=== Problem to work on ===
Note how many lines in the entries contain the string "celnych", then give that number and nothing else.

=== Supplied records ===
========
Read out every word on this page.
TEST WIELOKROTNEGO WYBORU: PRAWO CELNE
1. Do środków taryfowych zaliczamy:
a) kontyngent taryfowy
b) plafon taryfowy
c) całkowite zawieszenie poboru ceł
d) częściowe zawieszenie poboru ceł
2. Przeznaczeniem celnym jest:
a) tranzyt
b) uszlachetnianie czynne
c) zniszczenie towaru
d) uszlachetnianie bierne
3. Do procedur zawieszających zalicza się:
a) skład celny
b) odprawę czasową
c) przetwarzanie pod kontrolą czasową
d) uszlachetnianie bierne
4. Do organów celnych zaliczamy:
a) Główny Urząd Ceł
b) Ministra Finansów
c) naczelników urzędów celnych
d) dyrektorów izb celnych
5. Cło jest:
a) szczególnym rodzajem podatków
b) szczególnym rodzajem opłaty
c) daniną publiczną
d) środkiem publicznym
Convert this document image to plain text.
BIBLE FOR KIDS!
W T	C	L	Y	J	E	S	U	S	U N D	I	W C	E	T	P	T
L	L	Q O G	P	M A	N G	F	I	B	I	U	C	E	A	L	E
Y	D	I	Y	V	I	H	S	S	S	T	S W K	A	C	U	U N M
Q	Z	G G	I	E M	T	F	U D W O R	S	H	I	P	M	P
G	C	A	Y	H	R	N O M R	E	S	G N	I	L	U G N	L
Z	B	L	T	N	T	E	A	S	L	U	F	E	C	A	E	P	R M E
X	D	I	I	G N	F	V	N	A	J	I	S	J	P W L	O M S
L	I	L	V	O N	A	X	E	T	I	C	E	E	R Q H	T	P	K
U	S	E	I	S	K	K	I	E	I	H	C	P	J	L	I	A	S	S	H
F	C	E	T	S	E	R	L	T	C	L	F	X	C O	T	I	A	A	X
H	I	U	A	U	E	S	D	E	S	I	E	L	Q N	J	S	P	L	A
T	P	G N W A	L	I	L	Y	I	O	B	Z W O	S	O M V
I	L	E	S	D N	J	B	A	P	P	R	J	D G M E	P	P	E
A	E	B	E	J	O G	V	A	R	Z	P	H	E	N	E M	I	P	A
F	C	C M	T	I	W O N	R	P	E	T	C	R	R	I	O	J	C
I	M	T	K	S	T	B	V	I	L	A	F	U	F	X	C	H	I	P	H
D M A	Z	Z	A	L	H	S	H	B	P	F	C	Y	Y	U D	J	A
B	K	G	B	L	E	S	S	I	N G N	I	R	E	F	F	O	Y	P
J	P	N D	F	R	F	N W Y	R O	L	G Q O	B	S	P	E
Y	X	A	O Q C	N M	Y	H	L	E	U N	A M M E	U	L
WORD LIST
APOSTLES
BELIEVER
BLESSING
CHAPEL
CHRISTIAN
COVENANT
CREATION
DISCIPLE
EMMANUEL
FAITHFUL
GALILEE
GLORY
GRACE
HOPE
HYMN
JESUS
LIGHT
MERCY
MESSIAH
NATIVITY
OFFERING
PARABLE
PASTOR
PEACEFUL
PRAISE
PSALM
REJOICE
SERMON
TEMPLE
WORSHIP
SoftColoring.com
========
=== Final answer ===
3